EXERCISE :: Gather the lines below that include the string "feature", copying each in full.

EXERCISE MATERIAL ::
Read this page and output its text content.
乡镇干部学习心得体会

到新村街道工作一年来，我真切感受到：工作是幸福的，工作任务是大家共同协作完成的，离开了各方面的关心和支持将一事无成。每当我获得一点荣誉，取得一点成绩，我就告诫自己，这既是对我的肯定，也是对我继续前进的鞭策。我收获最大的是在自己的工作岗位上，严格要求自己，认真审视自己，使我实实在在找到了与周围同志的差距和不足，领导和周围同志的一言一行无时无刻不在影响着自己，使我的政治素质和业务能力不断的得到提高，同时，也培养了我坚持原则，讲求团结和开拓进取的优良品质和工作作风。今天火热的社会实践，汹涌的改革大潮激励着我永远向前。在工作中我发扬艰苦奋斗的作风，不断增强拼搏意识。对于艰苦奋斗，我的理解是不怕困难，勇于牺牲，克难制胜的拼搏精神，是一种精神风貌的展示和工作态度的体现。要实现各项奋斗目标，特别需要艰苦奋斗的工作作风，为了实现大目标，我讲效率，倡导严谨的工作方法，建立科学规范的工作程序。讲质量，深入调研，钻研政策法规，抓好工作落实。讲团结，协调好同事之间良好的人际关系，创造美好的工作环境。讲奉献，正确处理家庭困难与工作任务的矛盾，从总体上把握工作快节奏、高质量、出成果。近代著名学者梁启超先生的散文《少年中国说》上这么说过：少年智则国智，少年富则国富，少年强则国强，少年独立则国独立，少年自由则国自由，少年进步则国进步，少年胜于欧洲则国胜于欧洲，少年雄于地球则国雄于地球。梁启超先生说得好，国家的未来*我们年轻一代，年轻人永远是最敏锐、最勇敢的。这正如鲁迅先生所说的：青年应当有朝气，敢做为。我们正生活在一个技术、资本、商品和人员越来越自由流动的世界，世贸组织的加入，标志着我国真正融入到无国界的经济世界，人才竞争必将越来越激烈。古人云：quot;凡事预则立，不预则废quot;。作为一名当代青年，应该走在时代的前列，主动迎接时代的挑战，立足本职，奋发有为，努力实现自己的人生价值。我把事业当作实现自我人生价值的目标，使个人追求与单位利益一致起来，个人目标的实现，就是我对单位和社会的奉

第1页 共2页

* * *

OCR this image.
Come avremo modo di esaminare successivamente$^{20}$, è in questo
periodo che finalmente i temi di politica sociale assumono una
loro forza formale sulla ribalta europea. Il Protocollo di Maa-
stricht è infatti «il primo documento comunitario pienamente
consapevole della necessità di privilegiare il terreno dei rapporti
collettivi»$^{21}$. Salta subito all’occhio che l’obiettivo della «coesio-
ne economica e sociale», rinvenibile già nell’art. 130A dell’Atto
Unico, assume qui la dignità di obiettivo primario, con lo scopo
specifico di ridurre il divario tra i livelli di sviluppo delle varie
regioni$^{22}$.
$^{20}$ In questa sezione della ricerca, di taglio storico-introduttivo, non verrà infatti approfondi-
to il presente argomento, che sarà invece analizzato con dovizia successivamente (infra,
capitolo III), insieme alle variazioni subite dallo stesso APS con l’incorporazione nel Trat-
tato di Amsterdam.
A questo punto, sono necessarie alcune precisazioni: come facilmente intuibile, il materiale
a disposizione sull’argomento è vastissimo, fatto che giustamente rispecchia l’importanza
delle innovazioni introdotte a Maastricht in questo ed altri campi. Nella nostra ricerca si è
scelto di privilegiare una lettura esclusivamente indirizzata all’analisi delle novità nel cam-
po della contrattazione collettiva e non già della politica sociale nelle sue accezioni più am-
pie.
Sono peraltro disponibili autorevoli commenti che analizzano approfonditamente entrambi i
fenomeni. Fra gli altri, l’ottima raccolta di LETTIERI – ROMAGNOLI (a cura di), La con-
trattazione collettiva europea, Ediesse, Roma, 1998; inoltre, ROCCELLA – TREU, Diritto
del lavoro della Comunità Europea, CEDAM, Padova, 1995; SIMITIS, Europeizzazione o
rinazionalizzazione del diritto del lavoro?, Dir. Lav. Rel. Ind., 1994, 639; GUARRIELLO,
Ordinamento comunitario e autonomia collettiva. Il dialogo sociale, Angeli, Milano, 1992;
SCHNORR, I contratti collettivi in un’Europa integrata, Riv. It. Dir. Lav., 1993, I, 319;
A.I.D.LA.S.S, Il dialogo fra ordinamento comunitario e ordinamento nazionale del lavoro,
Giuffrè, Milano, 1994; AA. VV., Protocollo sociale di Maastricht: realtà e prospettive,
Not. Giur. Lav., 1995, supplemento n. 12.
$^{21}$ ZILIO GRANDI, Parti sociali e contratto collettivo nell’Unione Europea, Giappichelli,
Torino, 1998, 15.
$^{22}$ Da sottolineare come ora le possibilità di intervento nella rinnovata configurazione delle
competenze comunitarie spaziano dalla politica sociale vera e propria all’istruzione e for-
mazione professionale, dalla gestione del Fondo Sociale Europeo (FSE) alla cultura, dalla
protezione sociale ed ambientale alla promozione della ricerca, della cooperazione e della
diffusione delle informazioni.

==

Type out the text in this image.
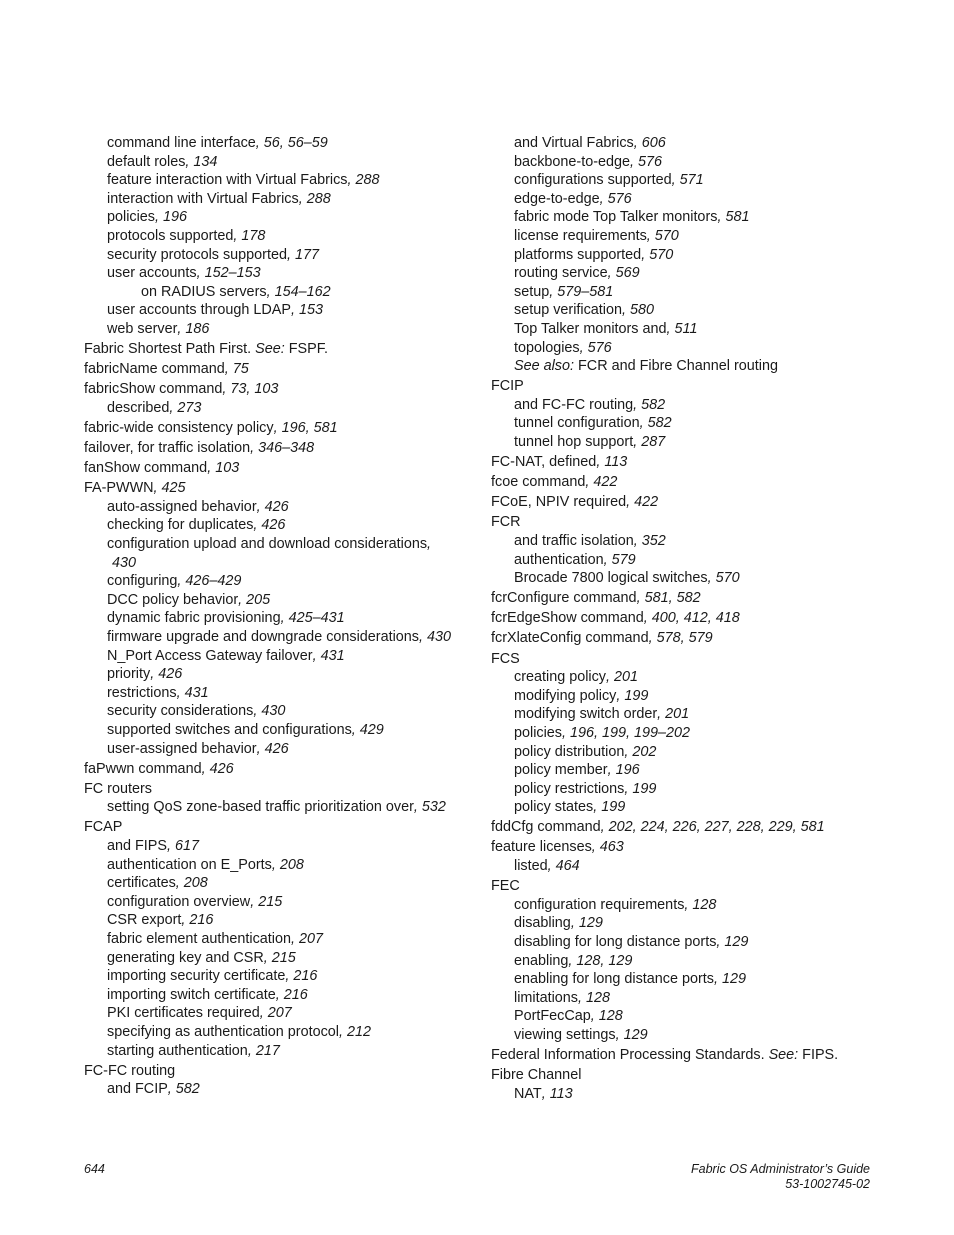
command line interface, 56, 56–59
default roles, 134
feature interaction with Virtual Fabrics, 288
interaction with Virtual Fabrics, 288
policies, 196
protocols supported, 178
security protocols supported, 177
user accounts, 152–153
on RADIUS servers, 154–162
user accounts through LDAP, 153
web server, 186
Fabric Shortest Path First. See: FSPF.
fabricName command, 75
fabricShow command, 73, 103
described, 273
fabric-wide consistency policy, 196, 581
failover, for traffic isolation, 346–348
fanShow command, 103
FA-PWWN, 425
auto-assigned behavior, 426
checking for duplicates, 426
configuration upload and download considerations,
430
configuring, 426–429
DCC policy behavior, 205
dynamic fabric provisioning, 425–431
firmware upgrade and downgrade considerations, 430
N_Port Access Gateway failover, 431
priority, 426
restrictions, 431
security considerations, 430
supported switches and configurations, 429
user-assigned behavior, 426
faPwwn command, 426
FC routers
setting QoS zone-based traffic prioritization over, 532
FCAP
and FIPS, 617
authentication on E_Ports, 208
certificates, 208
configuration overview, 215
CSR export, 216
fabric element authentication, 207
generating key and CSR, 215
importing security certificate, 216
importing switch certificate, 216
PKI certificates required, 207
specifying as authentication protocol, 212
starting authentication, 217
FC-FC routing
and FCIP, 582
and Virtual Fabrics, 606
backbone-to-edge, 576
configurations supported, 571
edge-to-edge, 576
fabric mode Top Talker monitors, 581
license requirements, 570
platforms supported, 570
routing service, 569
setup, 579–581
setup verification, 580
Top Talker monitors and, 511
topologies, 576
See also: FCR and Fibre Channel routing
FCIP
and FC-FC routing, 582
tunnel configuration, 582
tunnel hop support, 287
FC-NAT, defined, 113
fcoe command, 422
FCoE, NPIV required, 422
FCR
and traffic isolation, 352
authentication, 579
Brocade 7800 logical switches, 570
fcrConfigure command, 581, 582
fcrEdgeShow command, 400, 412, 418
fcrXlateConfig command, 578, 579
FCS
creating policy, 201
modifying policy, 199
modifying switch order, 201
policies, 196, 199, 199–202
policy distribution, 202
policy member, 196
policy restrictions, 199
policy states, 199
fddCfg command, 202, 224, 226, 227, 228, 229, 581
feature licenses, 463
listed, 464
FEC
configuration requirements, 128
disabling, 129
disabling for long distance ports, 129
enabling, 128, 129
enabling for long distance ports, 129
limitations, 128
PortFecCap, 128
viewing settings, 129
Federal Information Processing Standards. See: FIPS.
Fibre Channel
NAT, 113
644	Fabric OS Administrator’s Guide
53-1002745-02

CORRECT ANSWER ::
feature interaction with Virtual Fabrics, 288
feature licenses, 463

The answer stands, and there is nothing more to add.